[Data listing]
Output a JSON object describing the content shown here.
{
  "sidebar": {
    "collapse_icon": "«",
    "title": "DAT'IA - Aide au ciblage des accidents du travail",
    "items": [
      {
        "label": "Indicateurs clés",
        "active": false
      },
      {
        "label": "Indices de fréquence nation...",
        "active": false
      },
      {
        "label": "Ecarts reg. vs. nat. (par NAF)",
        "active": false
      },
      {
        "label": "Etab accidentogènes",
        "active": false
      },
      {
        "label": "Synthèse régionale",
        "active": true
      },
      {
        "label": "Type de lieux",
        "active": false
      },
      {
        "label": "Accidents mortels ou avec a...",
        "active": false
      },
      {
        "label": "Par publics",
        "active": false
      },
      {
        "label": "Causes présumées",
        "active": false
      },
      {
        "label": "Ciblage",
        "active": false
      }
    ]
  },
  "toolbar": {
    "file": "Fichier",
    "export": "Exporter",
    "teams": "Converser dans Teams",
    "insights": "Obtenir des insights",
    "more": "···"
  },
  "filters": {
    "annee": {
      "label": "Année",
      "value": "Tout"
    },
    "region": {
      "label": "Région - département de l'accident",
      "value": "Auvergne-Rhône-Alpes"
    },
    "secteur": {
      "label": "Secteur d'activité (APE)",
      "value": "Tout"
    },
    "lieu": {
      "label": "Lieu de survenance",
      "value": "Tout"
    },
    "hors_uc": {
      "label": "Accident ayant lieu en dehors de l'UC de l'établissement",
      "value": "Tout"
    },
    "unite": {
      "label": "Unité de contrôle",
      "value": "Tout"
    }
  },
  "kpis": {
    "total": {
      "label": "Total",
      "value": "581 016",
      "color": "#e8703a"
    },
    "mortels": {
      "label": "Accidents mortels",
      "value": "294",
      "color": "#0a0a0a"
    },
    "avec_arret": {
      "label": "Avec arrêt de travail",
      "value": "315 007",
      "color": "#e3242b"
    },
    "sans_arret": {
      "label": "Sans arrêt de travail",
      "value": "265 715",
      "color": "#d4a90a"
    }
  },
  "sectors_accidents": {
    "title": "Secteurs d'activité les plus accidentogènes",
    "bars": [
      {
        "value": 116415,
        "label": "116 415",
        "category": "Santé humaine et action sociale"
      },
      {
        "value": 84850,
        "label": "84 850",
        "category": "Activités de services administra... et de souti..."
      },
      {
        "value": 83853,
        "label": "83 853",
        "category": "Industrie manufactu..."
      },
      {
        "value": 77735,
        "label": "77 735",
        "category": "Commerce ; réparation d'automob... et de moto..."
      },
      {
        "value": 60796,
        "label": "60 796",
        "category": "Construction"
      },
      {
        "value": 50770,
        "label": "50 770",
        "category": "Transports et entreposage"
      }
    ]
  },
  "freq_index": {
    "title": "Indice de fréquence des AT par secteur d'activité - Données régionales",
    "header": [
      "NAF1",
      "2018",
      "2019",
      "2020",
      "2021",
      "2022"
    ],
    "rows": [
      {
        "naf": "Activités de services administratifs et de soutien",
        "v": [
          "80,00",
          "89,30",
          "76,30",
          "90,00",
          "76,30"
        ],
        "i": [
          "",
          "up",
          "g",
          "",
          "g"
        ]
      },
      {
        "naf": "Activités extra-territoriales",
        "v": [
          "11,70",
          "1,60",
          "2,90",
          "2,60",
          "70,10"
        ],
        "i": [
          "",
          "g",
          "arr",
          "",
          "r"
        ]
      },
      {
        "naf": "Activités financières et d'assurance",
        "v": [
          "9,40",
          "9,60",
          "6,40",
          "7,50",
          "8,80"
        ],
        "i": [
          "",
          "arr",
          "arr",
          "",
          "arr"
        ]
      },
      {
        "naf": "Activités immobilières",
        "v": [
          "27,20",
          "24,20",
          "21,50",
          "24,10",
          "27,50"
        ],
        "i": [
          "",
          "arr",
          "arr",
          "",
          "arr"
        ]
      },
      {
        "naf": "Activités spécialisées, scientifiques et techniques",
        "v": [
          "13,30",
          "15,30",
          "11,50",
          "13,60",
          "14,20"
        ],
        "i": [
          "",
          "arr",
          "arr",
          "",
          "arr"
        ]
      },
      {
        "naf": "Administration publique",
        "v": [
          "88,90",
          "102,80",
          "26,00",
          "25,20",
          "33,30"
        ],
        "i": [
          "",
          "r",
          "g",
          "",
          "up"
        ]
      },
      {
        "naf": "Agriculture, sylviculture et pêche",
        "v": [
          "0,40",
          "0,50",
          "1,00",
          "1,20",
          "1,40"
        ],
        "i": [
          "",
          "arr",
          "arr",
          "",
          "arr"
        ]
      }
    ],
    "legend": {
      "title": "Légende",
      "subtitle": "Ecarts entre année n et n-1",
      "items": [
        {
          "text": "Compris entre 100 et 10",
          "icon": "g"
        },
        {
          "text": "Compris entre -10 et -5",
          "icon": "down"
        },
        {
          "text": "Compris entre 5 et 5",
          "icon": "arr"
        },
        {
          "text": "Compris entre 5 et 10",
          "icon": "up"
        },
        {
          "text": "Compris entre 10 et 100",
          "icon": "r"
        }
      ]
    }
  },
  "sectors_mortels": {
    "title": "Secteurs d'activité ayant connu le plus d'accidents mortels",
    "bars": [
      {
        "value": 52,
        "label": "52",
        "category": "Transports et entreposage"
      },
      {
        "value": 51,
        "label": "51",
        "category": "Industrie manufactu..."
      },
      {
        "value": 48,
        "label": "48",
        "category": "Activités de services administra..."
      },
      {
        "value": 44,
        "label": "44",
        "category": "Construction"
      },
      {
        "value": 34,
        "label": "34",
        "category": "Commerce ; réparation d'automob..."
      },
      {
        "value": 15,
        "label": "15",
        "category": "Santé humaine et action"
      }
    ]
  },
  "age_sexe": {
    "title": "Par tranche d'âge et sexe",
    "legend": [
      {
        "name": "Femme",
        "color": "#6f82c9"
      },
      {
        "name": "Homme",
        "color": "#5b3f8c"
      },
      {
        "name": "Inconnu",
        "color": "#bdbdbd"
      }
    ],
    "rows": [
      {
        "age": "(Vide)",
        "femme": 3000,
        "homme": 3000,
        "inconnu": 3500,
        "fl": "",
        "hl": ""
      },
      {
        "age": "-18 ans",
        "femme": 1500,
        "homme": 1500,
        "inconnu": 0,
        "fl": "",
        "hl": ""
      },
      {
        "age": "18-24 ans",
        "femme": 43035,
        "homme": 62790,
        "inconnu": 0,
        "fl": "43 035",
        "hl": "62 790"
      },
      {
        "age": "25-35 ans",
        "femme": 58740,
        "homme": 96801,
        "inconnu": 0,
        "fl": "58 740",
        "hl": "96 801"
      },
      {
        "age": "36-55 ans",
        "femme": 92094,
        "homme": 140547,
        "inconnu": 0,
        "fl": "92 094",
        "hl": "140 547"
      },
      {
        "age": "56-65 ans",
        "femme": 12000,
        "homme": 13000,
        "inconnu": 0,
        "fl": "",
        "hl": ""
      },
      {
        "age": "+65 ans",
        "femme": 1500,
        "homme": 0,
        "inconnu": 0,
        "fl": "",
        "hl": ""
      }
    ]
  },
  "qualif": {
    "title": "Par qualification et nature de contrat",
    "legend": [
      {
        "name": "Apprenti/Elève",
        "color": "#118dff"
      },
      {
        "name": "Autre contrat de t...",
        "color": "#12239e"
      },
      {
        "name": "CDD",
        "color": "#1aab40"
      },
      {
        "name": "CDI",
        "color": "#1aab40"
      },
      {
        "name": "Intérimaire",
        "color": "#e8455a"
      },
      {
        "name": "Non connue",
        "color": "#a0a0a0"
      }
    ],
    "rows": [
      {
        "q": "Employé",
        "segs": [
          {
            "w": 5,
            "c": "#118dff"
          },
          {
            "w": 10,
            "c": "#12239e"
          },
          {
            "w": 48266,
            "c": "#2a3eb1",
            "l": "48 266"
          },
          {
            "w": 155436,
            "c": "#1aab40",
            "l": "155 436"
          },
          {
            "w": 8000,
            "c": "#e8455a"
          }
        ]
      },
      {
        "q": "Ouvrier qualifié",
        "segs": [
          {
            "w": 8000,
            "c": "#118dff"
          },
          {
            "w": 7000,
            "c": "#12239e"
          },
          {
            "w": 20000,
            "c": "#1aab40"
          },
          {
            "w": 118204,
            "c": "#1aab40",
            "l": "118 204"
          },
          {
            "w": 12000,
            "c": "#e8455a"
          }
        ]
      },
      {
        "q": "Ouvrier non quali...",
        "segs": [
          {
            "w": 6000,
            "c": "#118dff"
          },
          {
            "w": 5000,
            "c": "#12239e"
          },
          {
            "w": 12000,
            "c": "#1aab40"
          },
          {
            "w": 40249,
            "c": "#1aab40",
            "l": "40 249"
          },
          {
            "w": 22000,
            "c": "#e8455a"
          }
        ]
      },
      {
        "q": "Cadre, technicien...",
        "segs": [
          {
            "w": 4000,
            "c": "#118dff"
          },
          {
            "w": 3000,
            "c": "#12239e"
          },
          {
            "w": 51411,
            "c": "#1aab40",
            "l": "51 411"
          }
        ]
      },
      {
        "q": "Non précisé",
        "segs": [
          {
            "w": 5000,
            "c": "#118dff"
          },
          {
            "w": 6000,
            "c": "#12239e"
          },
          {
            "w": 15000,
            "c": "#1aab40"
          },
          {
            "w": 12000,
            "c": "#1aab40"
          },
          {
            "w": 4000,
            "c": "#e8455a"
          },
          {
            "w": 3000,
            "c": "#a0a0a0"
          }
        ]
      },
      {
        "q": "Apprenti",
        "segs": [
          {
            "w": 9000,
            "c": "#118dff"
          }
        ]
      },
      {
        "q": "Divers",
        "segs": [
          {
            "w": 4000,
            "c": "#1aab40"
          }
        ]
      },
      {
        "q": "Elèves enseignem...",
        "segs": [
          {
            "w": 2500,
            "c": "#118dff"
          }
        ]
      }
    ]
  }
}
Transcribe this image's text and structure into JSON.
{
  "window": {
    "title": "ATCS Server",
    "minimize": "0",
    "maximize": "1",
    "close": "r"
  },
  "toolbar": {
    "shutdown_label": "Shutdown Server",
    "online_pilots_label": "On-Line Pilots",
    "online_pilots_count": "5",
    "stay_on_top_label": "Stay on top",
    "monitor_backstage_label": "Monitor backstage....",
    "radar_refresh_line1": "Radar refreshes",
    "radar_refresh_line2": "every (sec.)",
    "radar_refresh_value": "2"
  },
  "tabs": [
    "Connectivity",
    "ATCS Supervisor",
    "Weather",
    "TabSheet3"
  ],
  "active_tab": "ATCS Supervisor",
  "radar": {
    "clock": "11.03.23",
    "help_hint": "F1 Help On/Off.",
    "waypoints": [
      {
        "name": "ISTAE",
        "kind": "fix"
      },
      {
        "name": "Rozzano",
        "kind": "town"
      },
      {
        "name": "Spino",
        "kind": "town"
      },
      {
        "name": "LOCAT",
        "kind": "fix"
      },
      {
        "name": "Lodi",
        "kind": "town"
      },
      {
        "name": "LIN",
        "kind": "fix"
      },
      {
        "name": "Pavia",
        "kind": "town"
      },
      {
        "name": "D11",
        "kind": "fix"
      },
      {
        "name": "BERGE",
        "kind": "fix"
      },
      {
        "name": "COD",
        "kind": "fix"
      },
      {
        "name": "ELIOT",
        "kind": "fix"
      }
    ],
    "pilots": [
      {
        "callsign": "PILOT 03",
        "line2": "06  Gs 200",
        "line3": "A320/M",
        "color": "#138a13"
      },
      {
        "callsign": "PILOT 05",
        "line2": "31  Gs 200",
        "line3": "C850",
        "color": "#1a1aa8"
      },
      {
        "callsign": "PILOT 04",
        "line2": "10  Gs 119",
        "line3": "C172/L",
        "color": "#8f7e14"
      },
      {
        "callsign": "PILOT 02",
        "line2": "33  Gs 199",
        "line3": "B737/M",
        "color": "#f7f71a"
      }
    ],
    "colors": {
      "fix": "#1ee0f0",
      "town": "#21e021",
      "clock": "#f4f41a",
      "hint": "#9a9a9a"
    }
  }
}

What this task involves -
Check each line in the listing above for the string "fréquence", then report how many lines contain it, with no other text.

Solution -
2